**Short task**
Go through the lines below and copy each one that holds the string "Matched".

**Excerpted data**
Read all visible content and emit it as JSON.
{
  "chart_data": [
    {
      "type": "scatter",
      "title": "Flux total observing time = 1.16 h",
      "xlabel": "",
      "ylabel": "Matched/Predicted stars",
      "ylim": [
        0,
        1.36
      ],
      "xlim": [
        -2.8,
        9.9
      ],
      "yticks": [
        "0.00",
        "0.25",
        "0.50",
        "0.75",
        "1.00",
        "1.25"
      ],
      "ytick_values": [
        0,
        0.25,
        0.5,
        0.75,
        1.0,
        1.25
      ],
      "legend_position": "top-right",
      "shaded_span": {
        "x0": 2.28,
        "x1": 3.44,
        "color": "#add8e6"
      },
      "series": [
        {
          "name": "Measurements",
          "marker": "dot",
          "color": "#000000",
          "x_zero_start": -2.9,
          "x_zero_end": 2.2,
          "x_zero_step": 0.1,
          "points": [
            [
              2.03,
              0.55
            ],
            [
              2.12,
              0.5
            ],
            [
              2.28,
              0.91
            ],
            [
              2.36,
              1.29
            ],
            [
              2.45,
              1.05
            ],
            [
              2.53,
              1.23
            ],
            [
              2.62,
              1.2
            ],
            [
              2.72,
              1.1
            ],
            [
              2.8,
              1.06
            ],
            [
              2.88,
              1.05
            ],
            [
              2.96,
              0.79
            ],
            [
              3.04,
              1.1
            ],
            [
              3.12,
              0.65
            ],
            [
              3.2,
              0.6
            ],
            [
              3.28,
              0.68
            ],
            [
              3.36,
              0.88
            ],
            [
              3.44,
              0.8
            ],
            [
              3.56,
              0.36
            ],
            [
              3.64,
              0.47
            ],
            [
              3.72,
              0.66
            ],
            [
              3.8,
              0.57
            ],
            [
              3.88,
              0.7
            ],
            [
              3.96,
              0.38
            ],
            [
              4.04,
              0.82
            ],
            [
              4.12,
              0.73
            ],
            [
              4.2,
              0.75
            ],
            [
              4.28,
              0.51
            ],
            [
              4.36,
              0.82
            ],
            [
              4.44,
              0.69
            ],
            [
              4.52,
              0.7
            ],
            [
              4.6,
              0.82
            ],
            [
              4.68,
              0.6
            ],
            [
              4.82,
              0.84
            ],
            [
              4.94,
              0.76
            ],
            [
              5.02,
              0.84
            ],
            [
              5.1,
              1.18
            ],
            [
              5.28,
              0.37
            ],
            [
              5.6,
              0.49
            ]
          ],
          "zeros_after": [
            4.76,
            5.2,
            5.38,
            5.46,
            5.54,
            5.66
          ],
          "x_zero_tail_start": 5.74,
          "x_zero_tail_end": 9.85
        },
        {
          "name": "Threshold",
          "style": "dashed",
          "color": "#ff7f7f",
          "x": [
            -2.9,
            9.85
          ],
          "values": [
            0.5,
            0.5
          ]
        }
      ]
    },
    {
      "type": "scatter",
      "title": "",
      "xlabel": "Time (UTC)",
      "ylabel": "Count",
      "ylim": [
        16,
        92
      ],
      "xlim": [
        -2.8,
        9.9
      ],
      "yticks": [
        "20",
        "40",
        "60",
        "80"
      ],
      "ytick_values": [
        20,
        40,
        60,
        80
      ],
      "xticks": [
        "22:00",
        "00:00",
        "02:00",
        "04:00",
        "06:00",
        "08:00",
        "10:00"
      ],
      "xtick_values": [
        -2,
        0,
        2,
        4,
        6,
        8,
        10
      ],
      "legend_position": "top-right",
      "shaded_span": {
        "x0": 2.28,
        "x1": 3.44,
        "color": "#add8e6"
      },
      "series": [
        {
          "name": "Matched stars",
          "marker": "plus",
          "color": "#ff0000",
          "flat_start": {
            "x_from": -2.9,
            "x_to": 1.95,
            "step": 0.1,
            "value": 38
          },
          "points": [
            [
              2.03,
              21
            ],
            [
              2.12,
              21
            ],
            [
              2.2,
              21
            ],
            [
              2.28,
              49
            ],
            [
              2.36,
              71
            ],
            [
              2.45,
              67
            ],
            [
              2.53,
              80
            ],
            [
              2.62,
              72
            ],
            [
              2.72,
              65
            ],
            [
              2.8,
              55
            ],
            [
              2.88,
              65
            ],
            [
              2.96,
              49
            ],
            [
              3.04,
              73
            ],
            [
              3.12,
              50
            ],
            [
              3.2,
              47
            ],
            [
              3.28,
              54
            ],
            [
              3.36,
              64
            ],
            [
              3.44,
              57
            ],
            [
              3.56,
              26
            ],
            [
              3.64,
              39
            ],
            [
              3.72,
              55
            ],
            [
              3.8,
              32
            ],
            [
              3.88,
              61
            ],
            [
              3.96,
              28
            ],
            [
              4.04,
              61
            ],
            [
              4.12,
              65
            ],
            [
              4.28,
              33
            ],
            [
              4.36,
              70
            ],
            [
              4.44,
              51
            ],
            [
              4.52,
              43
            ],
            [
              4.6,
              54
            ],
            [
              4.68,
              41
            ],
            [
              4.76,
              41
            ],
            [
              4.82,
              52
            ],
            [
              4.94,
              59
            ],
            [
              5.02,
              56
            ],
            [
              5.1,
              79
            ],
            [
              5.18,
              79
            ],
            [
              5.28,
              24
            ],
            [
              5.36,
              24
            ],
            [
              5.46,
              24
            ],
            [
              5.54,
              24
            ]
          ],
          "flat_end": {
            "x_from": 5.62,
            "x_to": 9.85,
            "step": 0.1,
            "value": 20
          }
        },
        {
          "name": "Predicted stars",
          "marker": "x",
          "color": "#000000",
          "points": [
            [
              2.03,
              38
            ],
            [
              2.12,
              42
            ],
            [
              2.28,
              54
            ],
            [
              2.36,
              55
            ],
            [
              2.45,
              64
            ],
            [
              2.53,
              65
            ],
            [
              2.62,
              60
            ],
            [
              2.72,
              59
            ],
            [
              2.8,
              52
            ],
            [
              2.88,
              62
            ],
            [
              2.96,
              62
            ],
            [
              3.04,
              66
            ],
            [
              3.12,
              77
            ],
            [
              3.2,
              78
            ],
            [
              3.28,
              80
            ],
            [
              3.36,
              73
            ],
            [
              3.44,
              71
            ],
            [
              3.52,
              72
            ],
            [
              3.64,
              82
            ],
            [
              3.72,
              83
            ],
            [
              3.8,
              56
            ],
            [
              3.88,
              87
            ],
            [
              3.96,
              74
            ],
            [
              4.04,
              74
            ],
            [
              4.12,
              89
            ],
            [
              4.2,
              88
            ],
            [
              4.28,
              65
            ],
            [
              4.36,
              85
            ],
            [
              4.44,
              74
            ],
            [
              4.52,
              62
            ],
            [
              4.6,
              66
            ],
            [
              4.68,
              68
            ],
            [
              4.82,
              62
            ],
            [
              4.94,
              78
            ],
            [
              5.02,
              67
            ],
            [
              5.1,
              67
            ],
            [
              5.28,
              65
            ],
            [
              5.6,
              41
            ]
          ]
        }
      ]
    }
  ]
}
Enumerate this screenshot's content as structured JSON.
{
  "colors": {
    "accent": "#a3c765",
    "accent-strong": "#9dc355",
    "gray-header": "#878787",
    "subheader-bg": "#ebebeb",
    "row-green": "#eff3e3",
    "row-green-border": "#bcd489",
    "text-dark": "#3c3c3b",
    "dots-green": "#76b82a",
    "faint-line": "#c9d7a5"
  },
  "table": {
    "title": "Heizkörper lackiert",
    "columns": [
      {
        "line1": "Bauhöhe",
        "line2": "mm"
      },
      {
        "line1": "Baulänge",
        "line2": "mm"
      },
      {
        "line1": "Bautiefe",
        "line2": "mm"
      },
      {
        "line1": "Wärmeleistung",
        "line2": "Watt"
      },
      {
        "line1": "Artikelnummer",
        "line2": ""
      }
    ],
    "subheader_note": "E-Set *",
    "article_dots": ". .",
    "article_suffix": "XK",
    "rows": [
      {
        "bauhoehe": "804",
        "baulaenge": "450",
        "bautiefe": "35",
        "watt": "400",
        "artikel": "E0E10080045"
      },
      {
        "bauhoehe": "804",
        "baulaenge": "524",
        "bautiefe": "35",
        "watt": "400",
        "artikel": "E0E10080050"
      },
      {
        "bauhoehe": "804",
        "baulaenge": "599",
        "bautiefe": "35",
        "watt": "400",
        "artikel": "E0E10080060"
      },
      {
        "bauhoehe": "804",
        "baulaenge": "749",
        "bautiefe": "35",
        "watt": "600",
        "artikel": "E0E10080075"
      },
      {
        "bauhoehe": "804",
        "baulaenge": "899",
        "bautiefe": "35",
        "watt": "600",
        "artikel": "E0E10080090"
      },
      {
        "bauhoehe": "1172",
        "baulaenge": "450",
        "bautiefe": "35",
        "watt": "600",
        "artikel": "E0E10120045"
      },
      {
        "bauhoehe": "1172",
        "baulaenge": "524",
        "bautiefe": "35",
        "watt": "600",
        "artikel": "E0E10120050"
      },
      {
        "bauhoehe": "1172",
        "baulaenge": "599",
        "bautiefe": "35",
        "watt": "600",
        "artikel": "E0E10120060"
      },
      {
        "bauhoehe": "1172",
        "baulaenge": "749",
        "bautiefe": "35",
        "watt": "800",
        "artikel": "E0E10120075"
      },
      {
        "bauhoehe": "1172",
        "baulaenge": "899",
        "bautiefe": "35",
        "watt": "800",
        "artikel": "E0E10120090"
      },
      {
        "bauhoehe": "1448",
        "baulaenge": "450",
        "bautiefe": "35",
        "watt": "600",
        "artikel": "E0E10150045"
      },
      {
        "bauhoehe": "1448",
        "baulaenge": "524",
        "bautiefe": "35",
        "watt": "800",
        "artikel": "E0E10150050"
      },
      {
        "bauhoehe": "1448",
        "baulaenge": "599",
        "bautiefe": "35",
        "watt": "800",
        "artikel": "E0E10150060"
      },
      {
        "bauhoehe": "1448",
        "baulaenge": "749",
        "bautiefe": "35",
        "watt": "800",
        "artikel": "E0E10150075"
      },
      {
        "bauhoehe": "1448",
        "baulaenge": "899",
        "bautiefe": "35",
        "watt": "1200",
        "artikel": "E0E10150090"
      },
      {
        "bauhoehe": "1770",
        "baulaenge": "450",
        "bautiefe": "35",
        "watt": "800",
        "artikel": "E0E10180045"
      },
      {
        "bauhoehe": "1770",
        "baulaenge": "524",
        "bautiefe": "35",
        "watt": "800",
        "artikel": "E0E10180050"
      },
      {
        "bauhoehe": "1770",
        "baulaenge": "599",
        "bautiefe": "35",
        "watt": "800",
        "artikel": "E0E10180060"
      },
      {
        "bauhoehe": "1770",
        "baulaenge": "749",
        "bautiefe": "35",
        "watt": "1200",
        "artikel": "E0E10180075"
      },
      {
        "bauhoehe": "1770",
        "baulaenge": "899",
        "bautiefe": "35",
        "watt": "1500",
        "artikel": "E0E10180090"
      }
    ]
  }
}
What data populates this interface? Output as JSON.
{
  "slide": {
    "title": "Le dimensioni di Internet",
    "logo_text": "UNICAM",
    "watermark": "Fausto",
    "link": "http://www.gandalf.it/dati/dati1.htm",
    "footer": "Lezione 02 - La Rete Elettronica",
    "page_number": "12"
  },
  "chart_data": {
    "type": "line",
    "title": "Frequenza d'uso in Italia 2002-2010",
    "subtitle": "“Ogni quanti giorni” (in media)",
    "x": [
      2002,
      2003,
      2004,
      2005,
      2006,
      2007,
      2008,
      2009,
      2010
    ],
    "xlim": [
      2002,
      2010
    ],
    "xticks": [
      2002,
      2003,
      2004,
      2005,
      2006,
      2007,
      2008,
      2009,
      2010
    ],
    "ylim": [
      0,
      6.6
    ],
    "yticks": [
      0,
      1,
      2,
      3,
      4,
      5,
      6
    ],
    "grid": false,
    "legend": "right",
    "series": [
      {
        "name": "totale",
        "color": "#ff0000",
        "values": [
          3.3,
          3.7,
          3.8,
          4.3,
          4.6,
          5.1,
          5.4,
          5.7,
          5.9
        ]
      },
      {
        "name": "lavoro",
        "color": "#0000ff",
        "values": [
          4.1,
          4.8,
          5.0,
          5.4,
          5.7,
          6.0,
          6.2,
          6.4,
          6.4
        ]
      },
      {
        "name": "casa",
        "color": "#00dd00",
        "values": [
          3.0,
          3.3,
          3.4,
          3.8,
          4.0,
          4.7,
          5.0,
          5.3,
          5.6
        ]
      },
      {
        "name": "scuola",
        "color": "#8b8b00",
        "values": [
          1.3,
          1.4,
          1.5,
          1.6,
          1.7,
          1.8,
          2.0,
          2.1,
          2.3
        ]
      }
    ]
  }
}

**Solution for this task**
      "ylabel": "Matched/Predicted stars",
          "name": "Matched stars",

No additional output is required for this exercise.